**SET PROBLEM**
Transcribe all the entries word for word, skipping the pictures.

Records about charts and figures
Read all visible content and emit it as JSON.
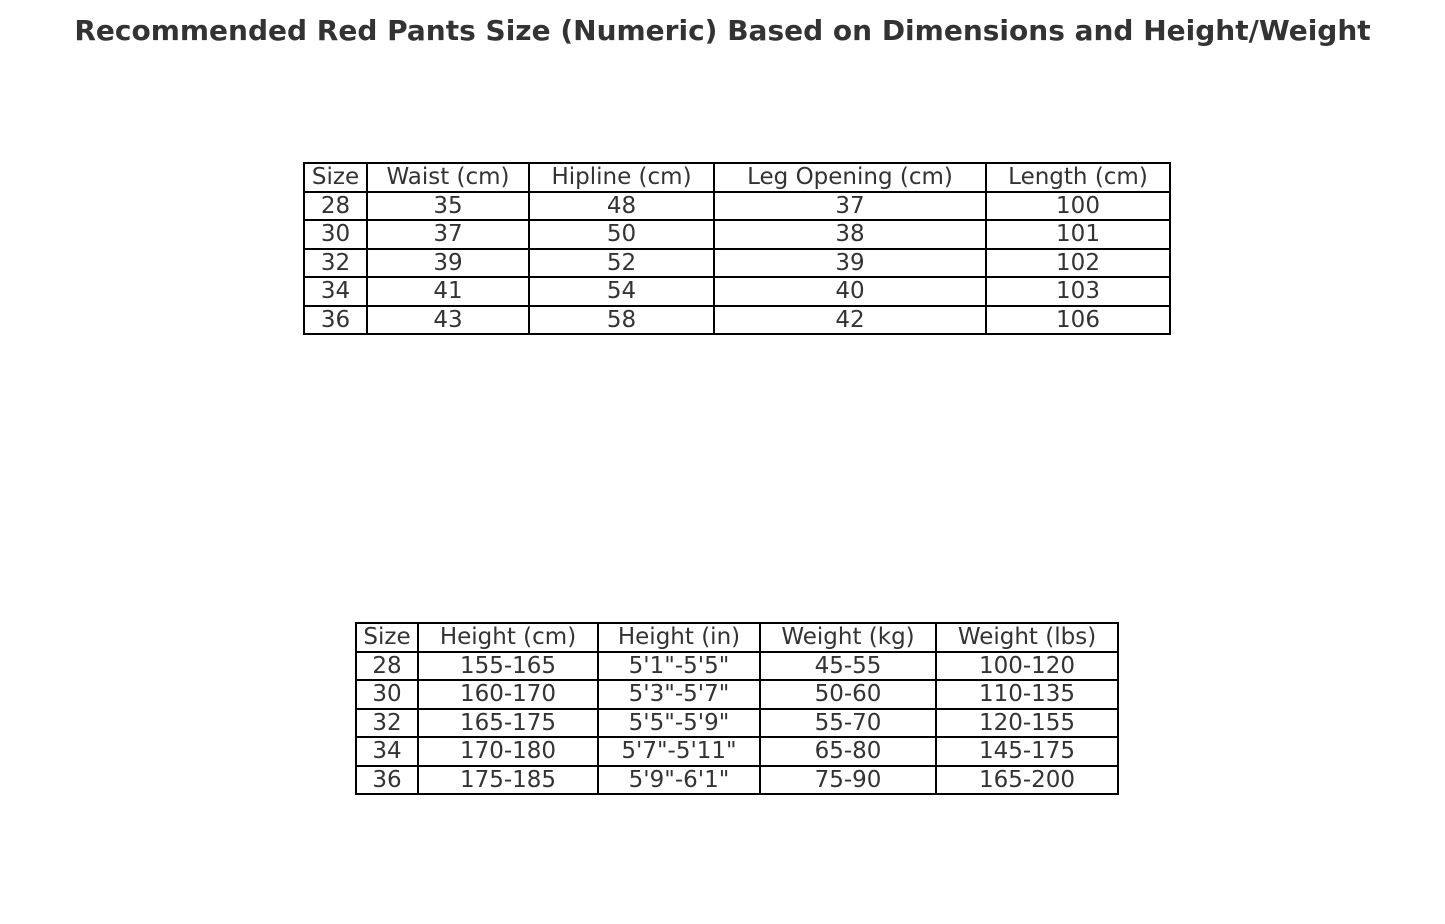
{
  "chart_data": [
    {
      "type": "table",
      "title": "Recommended Red Pants Size (Numeric) Based on Dimensions and Height/Weight",
      "columns": [
        "Size",
        "Waist (cm)",
        "Hipline (cm)",
        "Leg Opening (cm)",
        "Length (cm)"
      ],
      "rows": [
        [
          "28",
          "35",
          "48",
          "37",
          "100"
        ],
        [
          "30",
          "37",
          "50",
          "38",
          "101"
        ],
        [
          "32",
          "39",
          "52",
          "39",
          "102"
        ],
        [
          "34",
          "41",
          "54",
          "40",
          "103"
        ],
        [
          "36",
          "43",
          "58",
          "42",
          "106"
        ]
      ]
    },
    {
      "type": "table",
      "columns": [
        "Size",
        "Height (cm)",
        "Height (in)",
        "Weight (kg)",
        "Weight (lbs)"
      ],
      "rows": [
        [
          "28",
          "155-165",
          "5'1\"-5'5\"",
          "45-55",
          "100-120"
        ],
        [
          "30",
          "160-170",
          "5'3\"-5'7\"",
          "50-60",
          "110-135"
        ],
        [
          "32",
          "165-175",
          "5'5\"-5'9\"",
          "55-70",
          "120-155"
        ],
        [
          "34",
          "170-180",
          "5'7\"-5'11\"",
          "65-80",
          "145-175"
        ],
        [
          "36",
          "175-185",
          "5'9\"-6'1\"",
          "75-90",
          "165-200"
        ]
      ]
    }
  ]
}
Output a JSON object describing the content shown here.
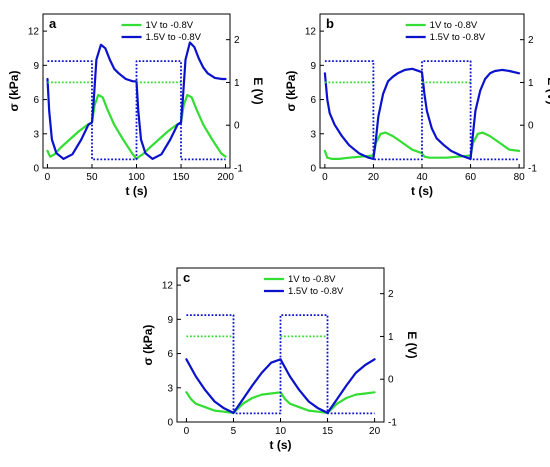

**FULL OUTPUT**
Read all visible content and emit it as JSON.
{
  "chart_data": [
    {
      "type": "table",
      "title": "Recommended Red Pants Size (Numeric) Based on Dimensions and Height/Weight",
      "columns": [
        "Size",
        "Waist (cm)",
        "Hipline (cm)",
        "Leg Opening (cm)",
        "Length (cm)"
      ],
      "rows": [
        [
          "28",
          "35",
          "48",
          "37",
          "100"
        ],
        [
          "30",
          "37",
          "50",
          "38",
          "101"
        ],
        [
          "32",
          "39",
          "52",
          "39",
          "102"
        ],
        [
          "34",
          "41",
          "54",
          "40",
          "103"
        ],
        [
          "36",
          "43",
          "58",
          "42",
          "106"
        ]
      ]
    },
    {
      "type": "table",
      "columns": [
        "Size",
        "Height (cm)",
        "Height (in)",
        "Weight (kg)",
        "Weight (lbs)"
      ],
      "rows": [
        [
          "28",
          "155-165",
          "5'1\"-5'5\"",
          "45-55",
          "100-120"
        ],
        [
          "30",
          "160-170",
          "5'3\"-5'7\"",
          "50-60",
          "110-135"
        ],
        [
          "32",
          "165-175",
          "5'5\"-5'9\"",
          "55-70",
          "120-155"
        ],
        [
          "34",
          "170-180",
          "5'7\"-5'11\"",
          "65-80",
          "145-175"
        ],
        [
          "36",
          "175-185",
          "5'9\"-6'1\"",
          "75-90",
          "165-200"
        ]
      ]
    }
  ]
}
Output a JSON object describing the content shown here.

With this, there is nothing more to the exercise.